The records should be written out in full, with nothing altered.
--- BEGIN Data shown ---
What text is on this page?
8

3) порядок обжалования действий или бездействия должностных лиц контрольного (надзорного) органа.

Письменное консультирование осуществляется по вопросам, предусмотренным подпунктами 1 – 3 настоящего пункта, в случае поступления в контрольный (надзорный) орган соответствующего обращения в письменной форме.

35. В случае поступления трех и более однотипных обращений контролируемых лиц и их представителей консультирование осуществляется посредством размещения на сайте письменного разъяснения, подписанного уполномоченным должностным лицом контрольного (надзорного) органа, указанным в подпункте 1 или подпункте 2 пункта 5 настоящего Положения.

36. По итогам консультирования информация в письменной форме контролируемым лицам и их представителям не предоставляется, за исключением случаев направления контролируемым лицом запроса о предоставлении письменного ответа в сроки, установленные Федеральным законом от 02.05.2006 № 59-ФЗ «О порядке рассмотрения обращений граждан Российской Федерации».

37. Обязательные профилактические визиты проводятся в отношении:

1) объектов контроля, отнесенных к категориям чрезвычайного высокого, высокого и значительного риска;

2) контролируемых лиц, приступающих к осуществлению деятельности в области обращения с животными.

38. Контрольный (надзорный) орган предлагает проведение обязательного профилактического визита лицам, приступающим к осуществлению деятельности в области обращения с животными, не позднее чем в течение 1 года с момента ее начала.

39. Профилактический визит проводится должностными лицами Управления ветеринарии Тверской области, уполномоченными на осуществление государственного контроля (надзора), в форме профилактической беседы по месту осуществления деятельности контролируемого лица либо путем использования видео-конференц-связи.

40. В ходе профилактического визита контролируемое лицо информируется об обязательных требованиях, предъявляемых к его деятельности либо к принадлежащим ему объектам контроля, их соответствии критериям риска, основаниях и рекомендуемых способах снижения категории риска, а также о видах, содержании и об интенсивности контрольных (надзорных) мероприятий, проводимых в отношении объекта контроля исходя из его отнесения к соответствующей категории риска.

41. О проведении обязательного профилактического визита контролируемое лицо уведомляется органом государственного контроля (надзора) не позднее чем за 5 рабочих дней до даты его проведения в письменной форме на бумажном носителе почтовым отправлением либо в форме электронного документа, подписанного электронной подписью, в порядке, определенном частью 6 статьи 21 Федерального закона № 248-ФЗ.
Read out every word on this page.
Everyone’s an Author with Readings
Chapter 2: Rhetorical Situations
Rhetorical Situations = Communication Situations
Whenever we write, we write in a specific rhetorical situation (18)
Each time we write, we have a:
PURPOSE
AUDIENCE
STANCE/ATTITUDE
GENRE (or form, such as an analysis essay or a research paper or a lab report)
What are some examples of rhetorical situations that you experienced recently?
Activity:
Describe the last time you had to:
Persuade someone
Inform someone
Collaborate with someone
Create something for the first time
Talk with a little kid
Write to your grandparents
--- END Data shown ---
■ **Response to the task**
What text is on this page?
8

3) порядок обжалования действий или бездействия должностных лиц контрольного (надзорного) органа.

Письменное консультирование осуществляется по вопросам, предусмотренным подпунктами 1 – 3 настоящего пункта, в случае поступления в контрольный (надзорный) орган соответствующего обращения в письменной форме.

35. В случае поступления трех и более однотипных обращений контролируемых лиц и их представителей консультирование осуществляется посредством размещения на сайте письменного разъяснения, подписанного уполномоченным должностным лицом контрольного (надзорного) органа, указанным в подпункте 1 или подпункте 2 пункта 5 настоящего Положения.

36. По итогам консультирования информация в письменной форме контролируемым лицам и их представителям не предоставляется, за исключением случаев направления контролируемым лицом запроса о предоставлении письменного ответа в сроки, установленные Федеральным законом от 02.05.2006 № 59-ФЗ «О порядке рассмотрения обращений граждан Российской Федерации».

37. Обязательные профилактические визиты проводятся в отношении:

1) объектов контроля, отнесенных к категориям чрезвычайного высокого, высокого и значительного риска;

2) контролируемых лиц, приступающих к осуществлению деятельности в области обращения с животными.

38. Контрольный (надзорный) орган предлагает проведение обязательного профилактического визита лицам, приступающим к осуществлению деятельности в области обращения с животными, не позднее чем в течение 1 года с момента ее начала.

39. Профилактический визит проводится должностными лицами Управления ветеринарии Тверской области, уполномоченными на осуществление государственного контроля (надзора), в форме профилактической беседы по месту осуществления деятельности контролируемого лица либо путем использования видео-конференц-связи.

40. В ходе профилактического визита контролируемое лицо информируется об обязательных требованиях, предъявляемых к его деятельности либо к принадлежащим ему объектам контроля, их соответствии критериям риска, основаниях и рекомендуемых способах снижения категории риска, а также о видах, содержании и об интенсивности контрольных (надзорных) мероприятий, проводимых в отношении объекта контроля исходя из его отнесения к соответствующей категории риска.

41. О проведении обязательного профилактического визита контролируемое лицо уведомляется органом государственного контроля (надзора) не позднее чем за 5 рабочих дней до даты его проведения в письменной форме на бумажном носителе почтовым отправлением либо в форме электронного документа, подписанного электронной подписью, в порядке, определенном частью 6 статьи 21 Федерального закона № 248-ФЗ.
Read out every word on this page.
Everyone’s an Author with Readings
Chapter 2: Rhetorical Situations
Rhetorical Situations = Communication Situations
Whenever we write, we write in a specific rhetorical situation (18)
Each time we write, we have a:
PURPOSE
AUDIENCE
STANCE/ATTITUDE
GENRE (or form, such as an analysis essay or a research paper or a lab report)
What are some examples of rhetorical situations that you experienced recently?
Activity:
Describe the last time you had to:
Persuade someone
Inform someone
Collaborate with someone
Create something for the first time
Talk with a little kid
Write to your grandparents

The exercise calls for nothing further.